** EXERCISE **
Locate each line holding the string "background" and copy it.

(Stored items)

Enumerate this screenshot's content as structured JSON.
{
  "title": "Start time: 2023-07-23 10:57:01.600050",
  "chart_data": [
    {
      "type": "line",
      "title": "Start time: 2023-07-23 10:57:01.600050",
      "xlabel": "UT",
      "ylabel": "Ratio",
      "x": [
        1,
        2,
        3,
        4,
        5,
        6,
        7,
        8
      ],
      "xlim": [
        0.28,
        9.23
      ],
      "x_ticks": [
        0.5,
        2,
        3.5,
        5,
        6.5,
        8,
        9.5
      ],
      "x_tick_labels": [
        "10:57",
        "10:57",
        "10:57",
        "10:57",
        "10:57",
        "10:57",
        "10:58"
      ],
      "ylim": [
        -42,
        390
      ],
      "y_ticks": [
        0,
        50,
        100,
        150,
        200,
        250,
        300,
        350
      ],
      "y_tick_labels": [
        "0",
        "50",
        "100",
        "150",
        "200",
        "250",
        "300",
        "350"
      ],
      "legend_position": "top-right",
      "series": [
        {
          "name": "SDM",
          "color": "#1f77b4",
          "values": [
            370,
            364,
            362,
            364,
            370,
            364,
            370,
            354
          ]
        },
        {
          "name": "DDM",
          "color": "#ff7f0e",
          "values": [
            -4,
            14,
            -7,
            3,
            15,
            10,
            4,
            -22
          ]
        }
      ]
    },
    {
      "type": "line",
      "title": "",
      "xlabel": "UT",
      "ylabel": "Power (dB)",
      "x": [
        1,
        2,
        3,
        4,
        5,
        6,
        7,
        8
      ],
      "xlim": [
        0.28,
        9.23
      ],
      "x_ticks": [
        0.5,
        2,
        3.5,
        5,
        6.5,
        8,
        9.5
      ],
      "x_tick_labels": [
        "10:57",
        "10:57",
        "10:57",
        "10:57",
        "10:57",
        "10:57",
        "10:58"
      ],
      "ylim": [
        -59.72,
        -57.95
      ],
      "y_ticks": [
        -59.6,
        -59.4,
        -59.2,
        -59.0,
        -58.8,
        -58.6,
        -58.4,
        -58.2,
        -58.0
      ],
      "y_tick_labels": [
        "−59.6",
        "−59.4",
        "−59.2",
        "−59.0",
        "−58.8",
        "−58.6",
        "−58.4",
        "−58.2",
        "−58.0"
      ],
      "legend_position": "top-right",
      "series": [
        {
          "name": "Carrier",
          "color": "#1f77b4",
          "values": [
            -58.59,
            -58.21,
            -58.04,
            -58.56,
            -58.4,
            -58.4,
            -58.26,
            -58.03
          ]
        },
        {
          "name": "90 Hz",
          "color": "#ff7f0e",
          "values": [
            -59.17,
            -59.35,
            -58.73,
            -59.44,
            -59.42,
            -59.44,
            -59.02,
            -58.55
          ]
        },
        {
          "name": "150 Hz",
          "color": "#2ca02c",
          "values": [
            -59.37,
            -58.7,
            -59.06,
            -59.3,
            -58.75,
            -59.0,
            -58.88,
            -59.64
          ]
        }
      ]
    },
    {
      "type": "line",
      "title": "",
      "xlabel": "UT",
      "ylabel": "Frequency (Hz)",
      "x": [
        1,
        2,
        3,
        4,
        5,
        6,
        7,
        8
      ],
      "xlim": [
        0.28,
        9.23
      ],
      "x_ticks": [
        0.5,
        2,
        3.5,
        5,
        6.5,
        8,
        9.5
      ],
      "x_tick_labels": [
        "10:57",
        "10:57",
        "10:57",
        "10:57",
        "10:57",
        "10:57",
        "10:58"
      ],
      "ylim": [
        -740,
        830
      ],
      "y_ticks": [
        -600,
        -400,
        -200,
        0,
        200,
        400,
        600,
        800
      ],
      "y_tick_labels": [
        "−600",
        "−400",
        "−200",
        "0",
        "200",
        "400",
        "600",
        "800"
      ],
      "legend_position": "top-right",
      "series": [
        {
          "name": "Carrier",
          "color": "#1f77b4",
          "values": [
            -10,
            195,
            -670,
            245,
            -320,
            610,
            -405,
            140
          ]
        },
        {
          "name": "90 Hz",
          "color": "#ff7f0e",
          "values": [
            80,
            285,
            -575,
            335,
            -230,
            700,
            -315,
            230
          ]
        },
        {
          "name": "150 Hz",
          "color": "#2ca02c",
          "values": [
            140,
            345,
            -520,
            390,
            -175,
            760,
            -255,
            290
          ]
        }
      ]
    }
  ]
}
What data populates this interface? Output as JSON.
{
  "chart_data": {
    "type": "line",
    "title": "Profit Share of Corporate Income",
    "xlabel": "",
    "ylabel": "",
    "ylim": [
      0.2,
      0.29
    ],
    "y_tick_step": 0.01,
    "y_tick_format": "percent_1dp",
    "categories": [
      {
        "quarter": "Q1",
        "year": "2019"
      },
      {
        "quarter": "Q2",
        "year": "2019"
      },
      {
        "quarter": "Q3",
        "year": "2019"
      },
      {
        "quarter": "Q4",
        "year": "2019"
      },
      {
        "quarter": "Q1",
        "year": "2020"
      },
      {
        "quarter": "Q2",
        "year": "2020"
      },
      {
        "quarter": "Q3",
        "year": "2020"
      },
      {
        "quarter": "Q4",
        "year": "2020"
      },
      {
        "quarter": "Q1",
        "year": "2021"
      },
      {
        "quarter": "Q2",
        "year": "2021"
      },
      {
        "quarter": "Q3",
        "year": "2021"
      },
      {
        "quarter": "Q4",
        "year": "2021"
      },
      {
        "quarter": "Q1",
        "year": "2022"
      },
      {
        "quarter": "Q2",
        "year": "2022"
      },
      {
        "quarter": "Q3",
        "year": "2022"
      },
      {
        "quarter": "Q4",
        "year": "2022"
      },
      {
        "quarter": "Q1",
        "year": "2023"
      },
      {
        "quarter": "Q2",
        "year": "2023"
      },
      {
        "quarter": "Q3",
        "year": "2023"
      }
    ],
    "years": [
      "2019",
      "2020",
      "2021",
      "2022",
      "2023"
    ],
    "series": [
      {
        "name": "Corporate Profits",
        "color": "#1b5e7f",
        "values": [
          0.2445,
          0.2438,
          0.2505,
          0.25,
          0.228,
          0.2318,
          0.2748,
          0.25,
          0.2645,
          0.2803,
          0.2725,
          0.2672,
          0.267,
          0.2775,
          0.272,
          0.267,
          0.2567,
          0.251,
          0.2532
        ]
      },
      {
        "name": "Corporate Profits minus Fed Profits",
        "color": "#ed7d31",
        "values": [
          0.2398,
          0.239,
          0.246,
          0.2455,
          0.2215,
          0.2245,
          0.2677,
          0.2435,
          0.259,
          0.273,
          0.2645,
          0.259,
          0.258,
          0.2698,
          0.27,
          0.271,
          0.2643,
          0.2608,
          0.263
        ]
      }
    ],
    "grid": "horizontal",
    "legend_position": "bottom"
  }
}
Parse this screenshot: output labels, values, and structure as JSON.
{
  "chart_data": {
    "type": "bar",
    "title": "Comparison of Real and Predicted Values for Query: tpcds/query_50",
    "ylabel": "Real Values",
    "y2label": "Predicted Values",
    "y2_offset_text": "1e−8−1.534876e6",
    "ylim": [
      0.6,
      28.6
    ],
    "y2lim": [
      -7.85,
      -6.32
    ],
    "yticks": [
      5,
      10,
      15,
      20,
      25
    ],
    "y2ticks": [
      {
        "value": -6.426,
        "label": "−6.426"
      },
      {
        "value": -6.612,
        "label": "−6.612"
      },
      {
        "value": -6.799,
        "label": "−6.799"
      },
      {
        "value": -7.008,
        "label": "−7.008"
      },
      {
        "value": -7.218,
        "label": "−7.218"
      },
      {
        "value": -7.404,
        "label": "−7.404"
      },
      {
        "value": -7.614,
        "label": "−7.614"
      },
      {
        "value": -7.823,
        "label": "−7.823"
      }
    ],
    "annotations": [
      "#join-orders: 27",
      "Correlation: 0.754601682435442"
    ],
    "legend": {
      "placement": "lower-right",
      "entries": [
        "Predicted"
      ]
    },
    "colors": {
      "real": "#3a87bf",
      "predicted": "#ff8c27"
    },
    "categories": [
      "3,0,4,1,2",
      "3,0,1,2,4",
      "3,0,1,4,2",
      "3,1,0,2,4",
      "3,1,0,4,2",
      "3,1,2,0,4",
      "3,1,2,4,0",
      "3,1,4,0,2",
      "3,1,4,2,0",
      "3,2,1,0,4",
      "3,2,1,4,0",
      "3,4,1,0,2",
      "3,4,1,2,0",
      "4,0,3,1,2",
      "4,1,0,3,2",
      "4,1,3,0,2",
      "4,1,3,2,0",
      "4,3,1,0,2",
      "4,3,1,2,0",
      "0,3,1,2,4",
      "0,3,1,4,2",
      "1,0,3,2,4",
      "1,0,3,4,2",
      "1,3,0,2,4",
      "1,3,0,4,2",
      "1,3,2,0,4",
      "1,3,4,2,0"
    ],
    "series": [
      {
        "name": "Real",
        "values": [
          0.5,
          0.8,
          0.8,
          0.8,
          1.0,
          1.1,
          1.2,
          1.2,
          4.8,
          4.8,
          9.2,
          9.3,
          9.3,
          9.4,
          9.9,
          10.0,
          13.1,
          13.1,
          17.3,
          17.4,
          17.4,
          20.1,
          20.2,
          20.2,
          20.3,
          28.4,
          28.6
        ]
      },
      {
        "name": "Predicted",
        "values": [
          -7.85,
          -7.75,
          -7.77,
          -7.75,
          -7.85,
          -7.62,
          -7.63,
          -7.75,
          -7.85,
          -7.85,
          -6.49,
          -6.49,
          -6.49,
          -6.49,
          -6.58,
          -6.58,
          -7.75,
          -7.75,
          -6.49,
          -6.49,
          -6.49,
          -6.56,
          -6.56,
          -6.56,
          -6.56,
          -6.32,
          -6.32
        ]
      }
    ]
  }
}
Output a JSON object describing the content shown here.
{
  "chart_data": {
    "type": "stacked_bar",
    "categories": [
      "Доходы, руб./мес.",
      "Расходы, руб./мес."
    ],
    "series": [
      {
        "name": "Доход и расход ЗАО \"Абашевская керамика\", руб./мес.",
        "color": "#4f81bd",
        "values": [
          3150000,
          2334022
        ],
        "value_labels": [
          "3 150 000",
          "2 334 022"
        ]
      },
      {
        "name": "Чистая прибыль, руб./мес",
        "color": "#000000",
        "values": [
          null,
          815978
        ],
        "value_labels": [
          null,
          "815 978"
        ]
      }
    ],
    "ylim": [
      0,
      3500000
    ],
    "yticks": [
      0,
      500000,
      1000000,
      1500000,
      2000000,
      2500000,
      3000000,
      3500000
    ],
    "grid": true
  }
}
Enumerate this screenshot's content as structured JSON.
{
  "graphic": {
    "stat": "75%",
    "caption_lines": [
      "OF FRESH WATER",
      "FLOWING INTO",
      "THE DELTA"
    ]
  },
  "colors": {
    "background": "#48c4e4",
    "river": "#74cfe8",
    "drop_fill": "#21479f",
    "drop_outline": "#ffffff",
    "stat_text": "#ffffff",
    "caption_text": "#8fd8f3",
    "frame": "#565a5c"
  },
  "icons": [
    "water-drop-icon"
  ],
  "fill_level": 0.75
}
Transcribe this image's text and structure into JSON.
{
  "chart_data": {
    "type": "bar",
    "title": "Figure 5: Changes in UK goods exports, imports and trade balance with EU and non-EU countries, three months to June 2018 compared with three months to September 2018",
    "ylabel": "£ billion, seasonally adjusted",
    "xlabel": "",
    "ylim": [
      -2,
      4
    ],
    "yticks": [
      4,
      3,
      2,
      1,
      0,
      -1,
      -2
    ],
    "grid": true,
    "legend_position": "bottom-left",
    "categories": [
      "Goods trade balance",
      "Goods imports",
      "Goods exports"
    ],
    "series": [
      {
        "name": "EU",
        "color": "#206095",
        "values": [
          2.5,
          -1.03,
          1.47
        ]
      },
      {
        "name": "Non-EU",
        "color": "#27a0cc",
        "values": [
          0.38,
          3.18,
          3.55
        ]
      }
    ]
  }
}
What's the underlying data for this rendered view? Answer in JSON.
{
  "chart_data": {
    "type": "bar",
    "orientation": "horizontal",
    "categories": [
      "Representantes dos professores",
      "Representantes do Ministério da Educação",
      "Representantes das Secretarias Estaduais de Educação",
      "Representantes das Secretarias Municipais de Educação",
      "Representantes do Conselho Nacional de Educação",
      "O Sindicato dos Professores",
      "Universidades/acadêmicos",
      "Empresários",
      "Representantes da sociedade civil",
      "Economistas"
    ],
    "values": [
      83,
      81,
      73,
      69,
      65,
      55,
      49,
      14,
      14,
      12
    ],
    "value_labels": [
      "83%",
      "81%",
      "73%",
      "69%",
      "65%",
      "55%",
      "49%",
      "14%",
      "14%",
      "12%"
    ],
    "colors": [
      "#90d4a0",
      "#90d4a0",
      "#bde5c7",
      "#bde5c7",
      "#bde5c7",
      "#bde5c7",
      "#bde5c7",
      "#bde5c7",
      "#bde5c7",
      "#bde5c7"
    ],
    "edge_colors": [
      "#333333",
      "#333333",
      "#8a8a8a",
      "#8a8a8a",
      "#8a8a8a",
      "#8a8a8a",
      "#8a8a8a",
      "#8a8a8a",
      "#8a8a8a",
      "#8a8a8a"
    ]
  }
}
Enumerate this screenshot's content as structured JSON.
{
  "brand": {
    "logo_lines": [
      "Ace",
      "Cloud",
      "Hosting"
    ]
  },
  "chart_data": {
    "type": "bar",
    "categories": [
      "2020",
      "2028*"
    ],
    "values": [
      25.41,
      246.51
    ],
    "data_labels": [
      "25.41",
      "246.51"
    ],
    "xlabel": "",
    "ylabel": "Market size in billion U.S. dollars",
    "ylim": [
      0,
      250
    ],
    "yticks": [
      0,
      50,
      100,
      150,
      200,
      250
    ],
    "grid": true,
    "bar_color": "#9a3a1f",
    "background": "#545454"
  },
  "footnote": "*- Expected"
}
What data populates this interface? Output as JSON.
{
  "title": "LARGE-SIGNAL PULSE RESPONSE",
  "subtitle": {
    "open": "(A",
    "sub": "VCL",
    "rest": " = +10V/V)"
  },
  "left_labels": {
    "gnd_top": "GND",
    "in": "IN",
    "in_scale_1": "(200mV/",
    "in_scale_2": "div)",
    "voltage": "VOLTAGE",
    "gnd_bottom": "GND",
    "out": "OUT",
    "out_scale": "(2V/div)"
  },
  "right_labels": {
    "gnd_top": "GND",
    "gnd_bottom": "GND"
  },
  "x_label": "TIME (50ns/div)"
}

** OUTPUT FOR THIS TASK **
    "background": "#48c4e4",
    "background": "#545454"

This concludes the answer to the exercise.